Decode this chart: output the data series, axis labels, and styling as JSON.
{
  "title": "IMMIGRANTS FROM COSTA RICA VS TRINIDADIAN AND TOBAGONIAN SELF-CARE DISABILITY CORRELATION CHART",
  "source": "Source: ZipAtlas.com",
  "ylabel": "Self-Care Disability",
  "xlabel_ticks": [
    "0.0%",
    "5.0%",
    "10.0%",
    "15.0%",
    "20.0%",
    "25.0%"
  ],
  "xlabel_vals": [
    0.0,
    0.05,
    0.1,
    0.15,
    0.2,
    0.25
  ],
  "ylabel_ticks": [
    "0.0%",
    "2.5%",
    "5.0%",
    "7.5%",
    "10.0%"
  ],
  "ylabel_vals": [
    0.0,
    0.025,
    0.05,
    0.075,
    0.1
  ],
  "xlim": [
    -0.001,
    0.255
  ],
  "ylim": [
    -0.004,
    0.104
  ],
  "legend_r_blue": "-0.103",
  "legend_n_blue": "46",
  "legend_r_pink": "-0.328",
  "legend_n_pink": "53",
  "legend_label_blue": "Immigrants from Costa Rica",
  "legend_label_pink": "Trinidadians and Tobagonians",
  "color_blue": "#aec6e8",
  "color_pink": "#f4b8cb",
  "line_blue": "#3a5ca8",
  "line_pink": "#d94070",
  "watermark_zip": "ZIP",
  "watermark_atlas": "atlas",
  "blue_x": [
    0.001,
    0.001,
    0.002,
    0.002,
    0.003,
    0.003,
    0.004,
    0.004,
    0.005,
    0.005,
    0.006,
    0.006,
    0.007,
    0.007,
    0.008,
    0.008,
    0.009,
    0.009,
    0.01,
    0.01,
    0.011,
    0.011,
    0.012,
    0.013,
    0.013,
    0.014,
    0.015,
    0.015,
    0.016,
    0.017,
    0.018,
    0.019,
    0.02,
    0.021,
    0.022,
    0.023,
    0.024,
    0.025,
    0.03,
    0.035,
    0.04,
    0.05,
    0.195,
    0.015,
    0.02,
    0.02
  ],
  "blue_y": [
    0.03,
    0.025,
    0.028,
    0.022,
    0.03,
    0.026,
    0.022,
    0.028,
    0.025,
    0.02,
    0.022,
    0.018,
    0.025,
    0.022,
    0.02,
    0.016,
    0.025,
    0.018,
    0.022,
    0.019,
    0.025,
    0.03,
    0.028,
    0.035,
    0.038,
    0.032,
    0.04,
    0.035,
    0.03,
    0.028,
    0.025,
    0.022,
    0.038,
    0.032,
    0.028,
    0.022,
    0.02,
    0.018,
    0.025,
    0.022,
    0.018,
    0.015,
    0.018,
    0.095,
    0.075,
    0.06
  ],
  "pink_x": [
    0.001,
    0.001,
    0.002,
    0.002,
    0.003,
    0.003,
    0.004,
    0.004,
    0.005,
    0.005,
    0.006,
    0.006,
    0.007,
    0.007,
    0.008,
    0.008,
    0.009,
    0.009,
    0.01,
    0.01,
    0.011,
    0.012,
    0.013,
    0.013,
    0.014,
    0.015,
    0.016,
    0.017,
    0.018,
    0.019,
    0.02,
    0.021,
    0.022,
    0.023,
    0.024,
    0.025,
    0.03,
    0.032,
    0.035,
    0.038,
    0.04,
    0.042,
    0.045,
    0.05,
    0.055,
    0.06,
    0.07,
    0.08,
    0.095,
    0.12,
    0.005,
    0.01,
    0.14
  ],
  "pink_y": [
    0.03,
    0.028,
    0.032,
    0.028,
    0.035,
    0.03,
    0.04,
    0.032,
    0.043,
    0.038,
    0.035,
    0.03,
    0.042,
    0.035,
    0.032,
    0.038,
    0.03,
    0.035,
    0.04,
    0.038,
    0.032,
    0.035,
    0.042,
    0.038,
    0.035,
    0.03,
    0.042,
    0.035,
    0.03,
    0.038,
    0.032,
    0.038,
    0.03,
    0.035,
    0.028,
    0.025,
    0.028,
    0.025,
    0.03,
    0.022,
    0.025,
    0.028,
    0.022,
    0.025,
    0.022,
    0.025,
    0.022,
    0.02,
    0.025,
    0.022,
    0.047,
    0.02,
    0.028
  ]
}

__Brief__: Retype every record above exactly as it appears.

__Written answer__:
Decode this chart: output the data series, axis labels, and styling as JSON.
{
  "title": "IMMIGRANTS FROM COSTA RICA VS TRINIDADIAN AND TOBAGONIAN SELF-CARE DISABILITY CORRELATION CHART",
  "source": "Source: ZipAtlas.com",
  "ylabel": "Self-Care Disability",
  "xlabel_ticks": [
    "0.0%",
    "5.0%",
    "10.0%",
    "15.0%",
    "20.0%",
    "25.0%"
  ],
  "xlabel_vals": [
    0.0,
    0.05,
    0.1,
    0.15,
    0.2,
    0.25
  ],
  "ylabel_ticks": [
    "0.0%",
    "2.5%",
    "5.0%",
    "7.5%",
    "10.0%"
  ],
  "ylabel_vals": [
    0.0,
    0.025,
    0.05,
    0.075,
    0.1
  ],
  "xlim": [
    -0.001,
    0.255
  ],
  "ylim": [
    -0.004,
    0.104
  ],
  "legend_r_blue": "-0.103",
  "legend_n_blue": "46",
  "legend_r_pink": "-0.328",
  "legend_n_pink": "53",
  "legend_label_blue": "Immigrants from Costa Rica",
  "legend_label_pink": "Trinidadians and Tobagonians",
  "color_blue": "#aec6e8",
  "color_pink": "#f4b8cb",
  "line_blue": "#3a5ca8",
  "line_pink": "#d94070",
  "watermark_zip": "ZIP",
  "watermark_atlas": "atlas",
  "blue_x": [
    0.001,
    0.001,
    0.002,
    0.002,
    0.003,
    0.003,
    0.004,
    0.004,
    0.005,
    0.005,
    0.006,
    0.006,
    0.007,
    0.007,
    0.008,
    0.008,
    0.009,
    0.009,
    0.01,
    0.01,
    0.011,
    0.011,
    0.012,
    0.013,
    0.013,
    0.014,
    0.015,
    0.015,
    0.016,
    0.017,
    0.018,
    0.019,
    0.02,
    0.021,
    0.022,
    0.023,
    0.024,
    0.025,
    0.03,
    0.035,
    0.04,
    0.05,
    0.195,
    0.015,
    0.02,
    0.02
  ],
  "blue_y": [
    0.03,
    0.025,
    0.028,
    0.022,
    0.03,
    0.026,
    0.022,
    0.028,
    0.025,
    0.02,
    0.022,
    0.018,
    0.025,
    0.022,
    0.02,
    0.016,
    0.025,
    0.018,
    0.022,
    0.019,
    0.025,
    0.03,
    0.028,
    0.035,
    0.038,
    0.032,
    0.04,
    0.035,
    0.03,
    0.028,
    0.025,
    0.022,
    0.038,
    0.032,
    0.028,
    0.022,
    0.02,
    0.018,
    0.025,
    0.022,
    0.018,
    0.015,
    0.018,
    0.095,
    0.075,
    0.06
  ],
  "pink_x": [
    0.001,
    0.001,
    0.002,
    0.002,
    0.003,
    0.003,
    0.004,
    0.004,
    0.005,
    0.005,
    0.006,
    0.006,
    0.007,
    0.007,
    0.008,
    0.008,
    0.009,
    0.009,
    0.01,
    0.01,
    0.011,
    0.012,
    0.013,
    0.013,
    0.014,
    0.015,
    0.016,
    0.017,
    0.018,
    0.019,
    0.02,
    0.021,
    0.022,
    0.023,
    0.024,
    0.025,
    0.03,
    0.032,
    0.035,
    0.038,
    0.04,
    0.042,
    0.045,
    0.05,
    0.055,
    0.06,
    0.07,
    0.08,
    0.095,
    0.12,
    0.005,
    0.01,
    0.14
  ],
  "pink_y": [
    0.03,
    0.028,
    0.032,
    0.028,
    0.035,
    0.03,
    0.04,
    0.032,
    0.043,
    0.038,
    0.035,
    0.03,
    0.042,
    0.035,
    0.032,
    0.038,
    0.03,
    0.035,
    0.04,
    0.038,
    0.032,
    0.035,
    0.042,
    0.038,
    0.035,
    0.03,
    0.042,
    0.035,
    0.03,
    0.038,
    0.032,
    0.038,
    0.03,
    0.035,
    0.028,
    0.025,
    0.028,
    0.025,
    0.03,
    0.022,
    0.025,
    0.028,
    0.022,
    0.025,
    0.022,
    0.025,
    0.022,
    0.02,
    0.025,
    0.022,
    0.047,
    0.02,
    0.028
  ]
}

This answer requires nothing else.